(Stored entries)
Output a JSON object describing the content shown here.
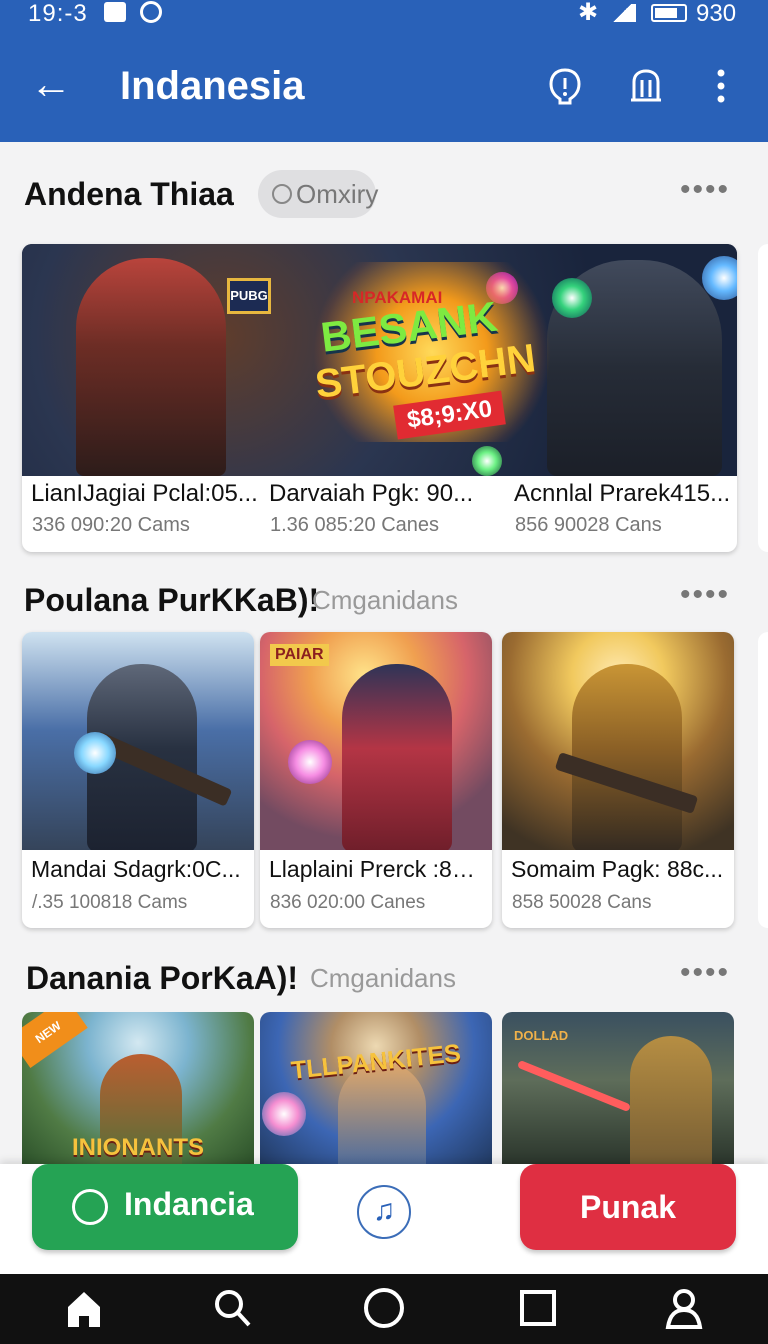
{
  "status_bar": {
    "time": "19:-3",
    "level": "930"
  },
  "app_bar": {
    "title": "Indanesia",
    "icons": [
      "back-arrow-icon",
      "alert-icon",
      "store-icon",
      "more-vert-icon"
    ]
  },
  "sections": [
    {
      "title": "Andena Thiaa",
      "chip": "Omxiry",
      "banner": {
        "topline": "NPAKAMAI",
        "headline": [
          "BESANK",
          "STOUZCHN"
        ],
        "price": "$8;9:X0",
        "captions": [
          {
            "title": "LianIJagiai Pclal:05...",
            "meta": "336 090:20 Cams"
          },
          {
            "title": "Darvaiah Pgk: 90...",
            "meta": "1.36 085:20 Canes"
          },
          {
            "title": "Acnnlal Prarek415...",
            "meta": "856  90028 Cans"
          }
        ],
        "logo": "PUBG"
      }
    },
    {
      "title": "Poulana PurKKaB)!",
      "subtitle": "Cmganidans",
      "cards": [
        {
          "title": "Mandai Sdagrk:0C...",
          "meta": "/.35 100818 Cams",
          "art": "soldier-city"
        },
        {
          "title": "Llaplaini Prerck :80...",
          "meta": "836 020:00 Canes",
          "art": "heroine-explosion"
        },
        {
          "title": "Somaim Pagk: 88c...",
          "meta": "858  50028 Cans",
          "art": "golden-knight"
        }
      ],
      "first_card_label": "PAIAR"
    },
    {
      "title": "Danania PorKaA)!",
      "subtitle": "Cmganidans",
      "cards": [
        {
          "label": "INIONANTS",
          "art": "fantasy-group",
          "badge": "NEW"
        },
        {
          "label": "TLLPANKITES",
          "art": "champion"
        },
        {
          "label": "DOLLAD",
          "art": "gold-warrior"
        }
      ]
    }
  ],
  "actions": {
    "primary": "Indancia",
    "secondary": "Punak",
    "middle_icon": "music-icon"
  },
  "nav": [
    "home-icon",
    "search-icon",
    "circle-icon",
    "square-icon",
    "profile-icon"
  ],
  "colors": {
    "brand": "#2961b8",
    "green": "#25a354",
    "red": "#df2f42"
  }
}
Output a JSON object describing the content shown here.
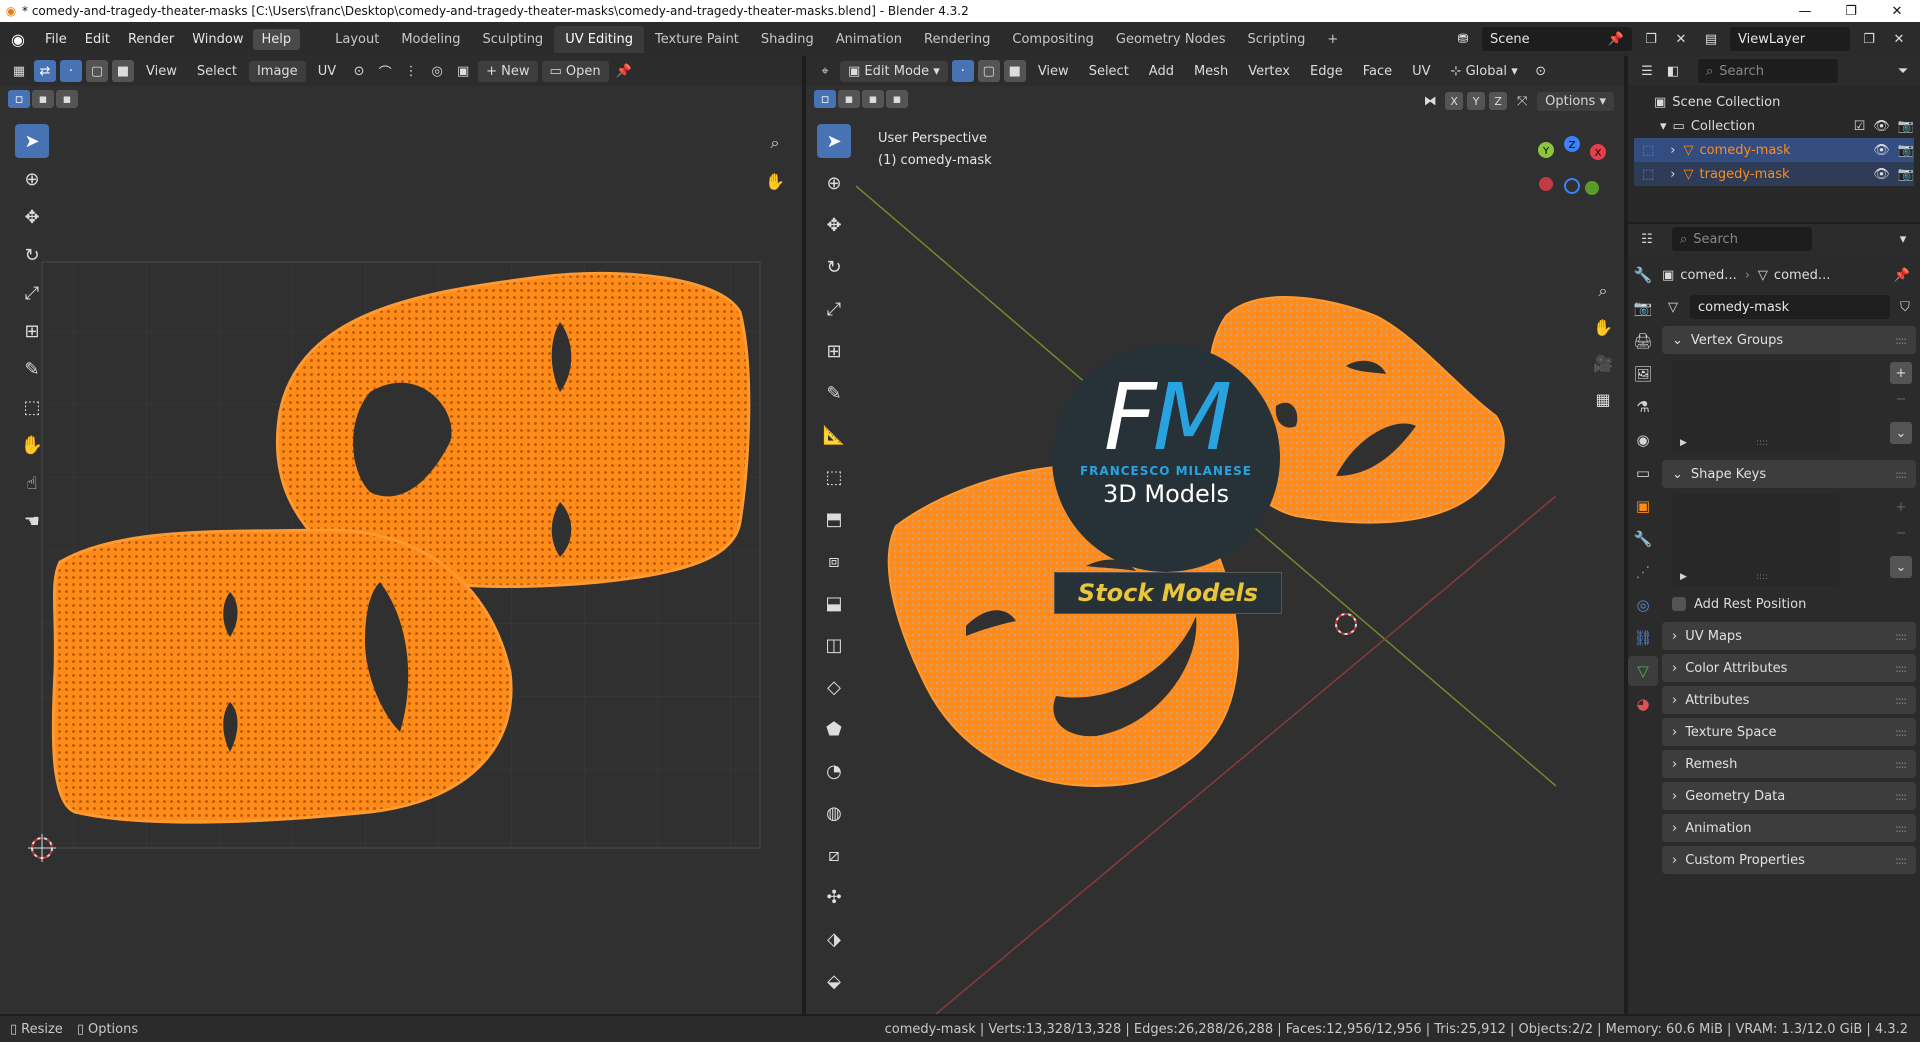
{
  "window": {
    "title": "* comedy-and-tragedy-theater-masks [C:\\Users\\franc\\Desktop\\comedy-and-tragedy-theater-masks\\comedy-and-tragedy-theater-masks.blend] - Blender 4.3.2",
    "minimize": "—",
    "maximize": "❐",
    "close": "✕"
  },
  "menu": [
    "File",
    "Edit",
    "Render",
    "Window",
    "Help"
  ],
  "workspaces": [
    "Layout",
    "Modeling",
    "Sculpting",
    "UV Editing",
    "Texture Paint",
    "Shading",
    "Animation",
    "Rendering",
    "Compositing",
    "Geometry Nodes",
    "Scripting"
  ],
  "workspace_add": "+",
  "scene": {
    "name": "Scene",
    "view_layer": "ViewLayer"
  },
  "uv_editor": {
    "menus": [
      "View",
      "Select",
      "Image",
      "UV"
    ],
    "new_label": "New",
    "open_label": "Open"
  },
  "viewport": {
    "mode": "Edit Mode",
    "menus": [
      "View",
      "Select",
      "Add",
      "Mesh",
      "Vertex",
      "Edge",
      "Face",
      "UV"
    ],
    "orientation": "Global",
    "axis_labels": [
      "X",
      "Y",
      "Z"
    ],
    "options_label": "Options",
    "perspective_label": "User Perspective",
    "object_label": "(1) comedy-mask",
    "gizmo": {
      "x": "X",
      "y": "Y",
      "z": "Z"
    }
  },
  "watermark": {
    "f": "F",
    "m": "M",
    "name": "FRANCESCO MILANESE",
    "subtitle": "3D Models",
    "banner": "Stock Models"
  },
  "outliner": {
    "search_placeholder": "Search",
    "scene_collection": "Scene Collection",
    "collection": "Collection",
    "objects": [
      "comedy-mask",
      "tragedy-mask"
    ]
  },
  "properties": {
    "search_placeholder": "Search",
    "breadcrumb_object": "comed...",
    "breadcrumb_data": "comed...",
    "data_name": "comedy-mask",
    "panels": {
      "vertex_groups": "Vertex Groups",
      "shape_keys": "Shape Keys",
      "add_rest_position": "Add Rest Position",
      "collapsed": [
        "UV Maps",
        "Color Attributes",
        "Attributes",
        "Texture Space",
        "Remesh",
        "Geometry Data",
        "Animation",
        "Custom Properties"
      ]
    }
  },
  "statusbar": {
    "resize": "Resize",
    "options": "Options",
    "stats": "comedy-mask | Verts:13,328/13,328 | Edges:26,288/26,288 | Faces:12,956/12,956 | Tris:25,912 | Objects:2/2 | Memory: 60.6 MiB | VRAM: 1.3/12.0 GiB | 4.3.2"
  },
  "colors": {
    "accent_blue": "#4772b3",
    "mesh_orange": "#ff8c1a",
    "background": "#303030",
    "watermark_blue": "#29a3e0",
    "banner_gold": "#e8c53a"
  }
}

■ Stated goal
Determine how many lines of the listing above hold the word "Collection". Report that number without anything else.

■ Answer below
2